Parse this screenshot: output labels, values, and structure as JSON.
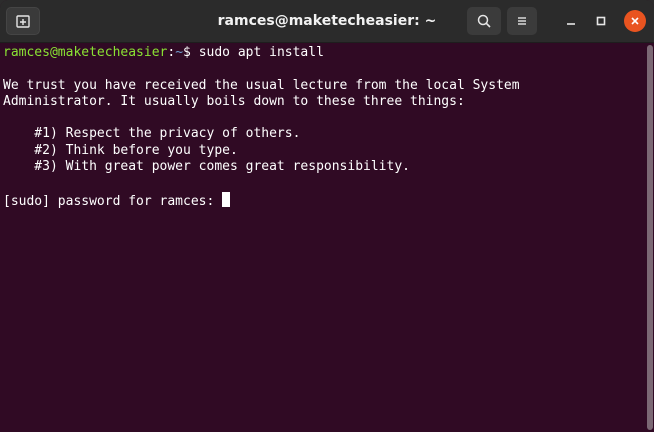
{
  "window": {
    "title": "ramces@maketecheasier: ~"
  },
  "icons": {
    "new_tab": "new-tab-icon",
    "search": "search-icon",
    "menu": "hamburger-menu-icon",
    "minimize": "minimize-icon",
    "maximize": "maximize-icon",
    "close": "close-icon"
  },
  "terminal": {
    "prompt_user": "ramces@maketecheasier",
    "prompt_sep": ":",
    "prompt_path": "~",
    "prompt_symbol": "$ ",
    "command": "sudo apt install",
    "lecture_line1": "We trust you have received the usual lecture from the local System",
    "lecture_line2": "Administrator. It usually boils down to these three things:",
    "rule1": "    #1) Respect the privacy of others.",
    "rule2": "    #2) Think before you type.",
    "rule3": "    #3) With great power comes great responsibility.",
    "password_prompt": "[sudo] password for ramces: "
  },
  "colors": {
    "background": "#300a24",
    "prompt_user": "#8ae234",
    "prompt_path": "#729fcf",
    "close_button": "#e95420"
  }
}
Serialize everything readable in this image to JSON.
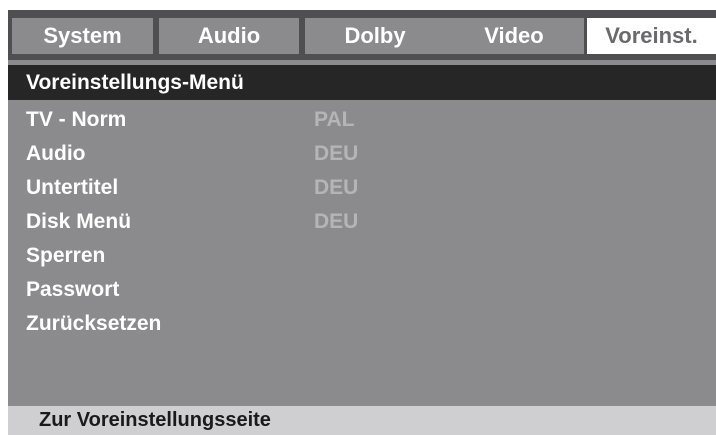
{
  "tabs": [
    {
      "label": "System",
      "active": false
    },
    {
      "label": "Audio",
      "active": false
    },
    {
      "label": "Dolby",
      "active": false
    },
    {
      "label": "Video",
      "active": false
    },
    {
      "label": "Voreinst.",
      "active": true
    }
  ],
  "menu": {
    "title": "Voreinstellungs-Menü",
    "items": [
      {
        "label": "TV - Norm",
        "value": "PAL"
      },
      {
        "label": "Audio",
        "value": "DEU"
      },
      {
        "label": "Untertitel",
        "value": "DEU"
      },
      {
        "label": "Disk Menü",
        "value": "DEU"
      },
      {
        "label": "Sperren",
        "value": ""
      },
      {
        "label": "Passwort",
        "value": ""
      },
      {
        "label": "Zurücksetzen",
        "value": ""
      }
    ]
  },
  "hint": "Zur Voreinstellungsseite",
  "colors": {
    "background": "#8b8b8d",
    "tabbar": "#4f4f51",
    "title_bar": "#262626",
    "active_tab": "#ffffff",
    "value_text": "#b5b5b7",
    "hint_bar": "#cfcfd1"
  }
}
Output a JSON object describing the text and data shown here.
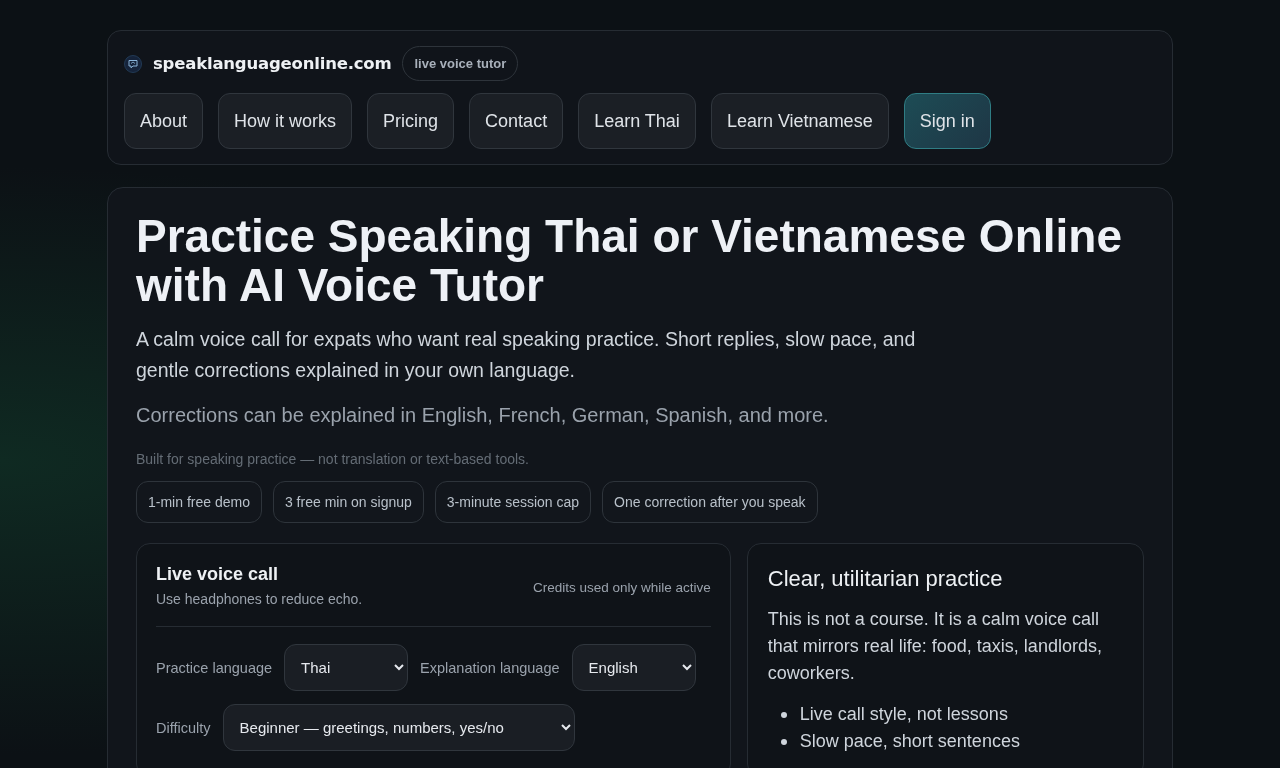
{
  "brand": {
    "name": "speaklanguageonline.com",
    "badge": "live voice tutor"
  },
  "nav": [
    {
      "label": "About",
      "kind": "link"
    },
    {
      "label": "How it works",
      "kind": "link"
    },
    {
      "label": "Pricing",
      "kind": "link"
    },
    {
      "label": "Contact",
      "kind": "link"
    },
    {
      "label": "Learn Thai",
      "kind": "link"
    },
    {
      "label": "Learn Vietnamese",
      "kind": "link"
    },
    {
      "label": "Sign in",
      "kind": "primary"
    }
  ],
  "hero": {
    "title": "Practice Speaking Thai or Vietnamese Online with AI Voice Tutor",
    "lead": "A calm voice call for expats who want real speaking practice. Short replies, slow pace, and gentle corrections explained in your own language.",
    "note": "Corrections can be explained in English, French, German, Spanish, and more.",
    "fine_print": "Built for speaking practice — not translation or text-based tools.",
    "chips": [
      "1-min free demo",
      "3 free min on signup",
      "3-minute session cap",
      "One correction after you speak"
    ]
  },
  "call_card": {
    "title": "Live voice call",
    "subtitle": "Use headphones to reduce echo.",
    "meta": "Credits used only while active",
    "field_rows": [
      [
        {
          "label": "Practice language",
          "value": "Thai"
        },
        {
          "label": "Explanation language",
          "value": "English"
        }
      ],
      [
        {
          "label": "Difficulty",
          "value": "Beginner — greetings, numbers, yes/no"
        }
      ]
    ]
  },
  "info_card": {
    "title": "Clear, utilitarian practice",
    "text": "This is not a course. It is a calm voice call that mirrors real life: food, taxis, landlords, coworkers.",
    "bullets": [
      "Live call style, not lessons",
      "Slow pace, short sentences"
    ]
  }
}
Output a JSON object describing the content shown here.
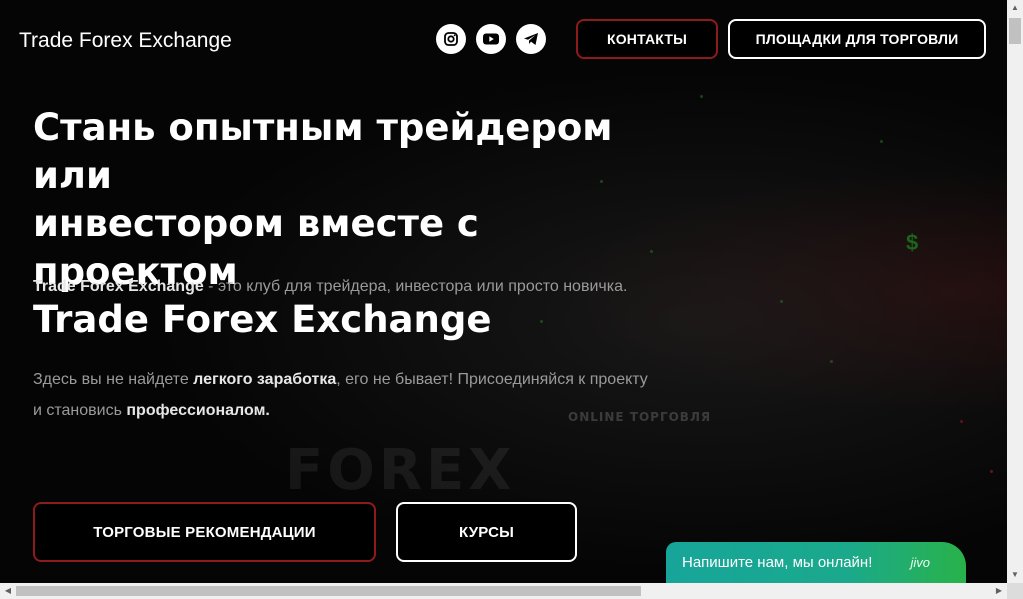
{
  "header": {
    "logo": "Trade Forex Exchange",
    "social": [
      "instagram-icon",
      "youtube-icon",
      "telegram-icon"
    ],
    "contacts_label": "КОНТАКТЫ",
    "platforms_label": "ПЛОЩАДКИ ДЛЯ ТОРГОВЛИ"
  },
  "hero": {
    "headline_1": "Стань опытным трейдером или",
    "headline_2": "инвестором вместе с проектом",
    "headline_3": "Trade Forex Exchange",
    "p1_bold": "Trade Forex Exchange",
    "p1_text": " - это клуб для трейдера, инвестора или просто новичка.",
    "p2_a": "Здесь вы не найдете ",
    "p2_bold1": "легкого заработка",
    "p2_b": ", его не бывает! Присоединяйся к проекту и становись ",
    "p2_bold2": "профессионалом.",
    "bg_word_1": "FOREX",
    "bg_word_2": "ONLINE ТОРГОВЛЯ",
    "btn_recommendations": "ТОРГОВЫЕ РЕКОМЕНДАЦИИ",
    "btn_courses": "КУРСЫ"
  },
  "chat": {
    "text": "Напишите нам, мы онлайн!",
    "brand": "jivo"
  },
  "colors": {
    "accent_red": "#8e1b1b",
    "chat_green": "#1aa98c"
  }
}
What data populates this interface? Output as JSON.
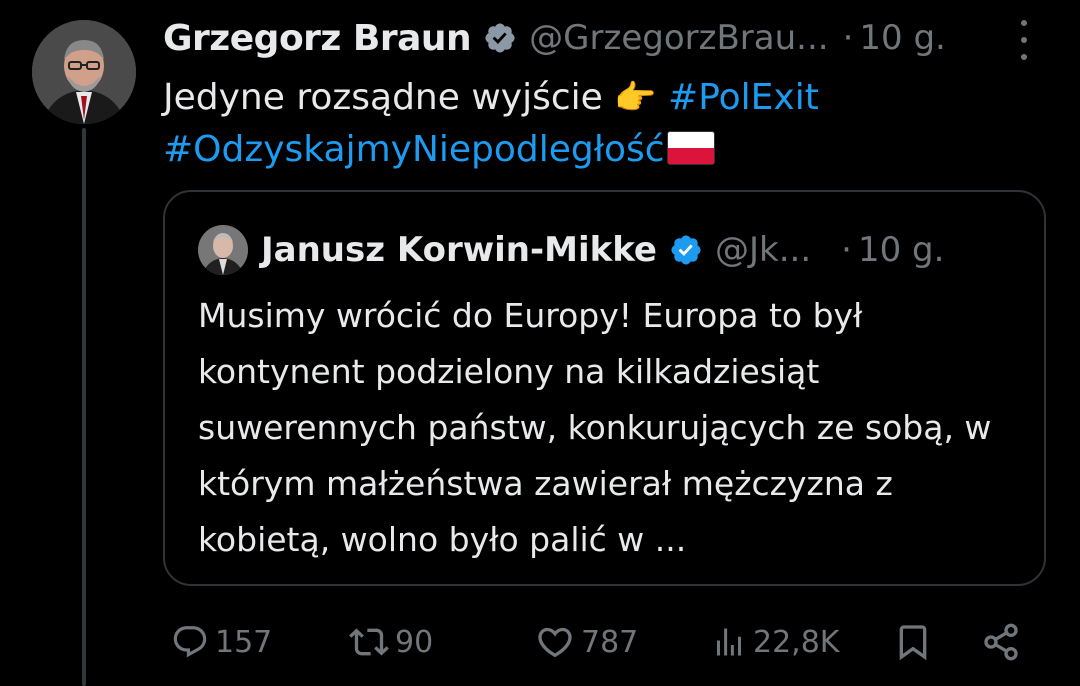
{
  "tweet": {
    "author_name": "Grzegorz Braun",
    "author_handle": "@GrzegorzBrau...",
    "dot": "·",
    "time": "10 g.",
    "text_before": "Jedyne rozsądne wyjście ",
    "emoji": "👉",
    "hashtag_1": "#PolExit",
    "hashtag_2": "#OdzyskajmyNiepodległość",
    "flag_icon": "poland-flag-icon"
  },
  "quote": {
    "author_name": "Janusz Korwin-Mikke",
    "author_handle": "@Jk...",
    "dot": "·",
    "time": "10 g.",
    "text": "Musimy wrócić do Europy! Europa to był kontynent podzielony na kilkadziesiąt suwerennych państw, konkurujących ze sobą, w którym małżeństwa zawierał mężczyzna z kobietą, wolno było palić w ..."
  },
  "actions": {
    "replies": "157",
    "reposts": "90",
    "likes": "787",
    "views": "22,8K"
  },
  "colors": {
    "background": "#000000",
    "text": "#e7e9ea",
    "secondary": "#71767b",
    "accent": "#1d9bf0",
    "border": "#2f3336"
  }
}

**Your goal:** Provide solely the number of lines in the data that include the word "calm".

**Reply:** 2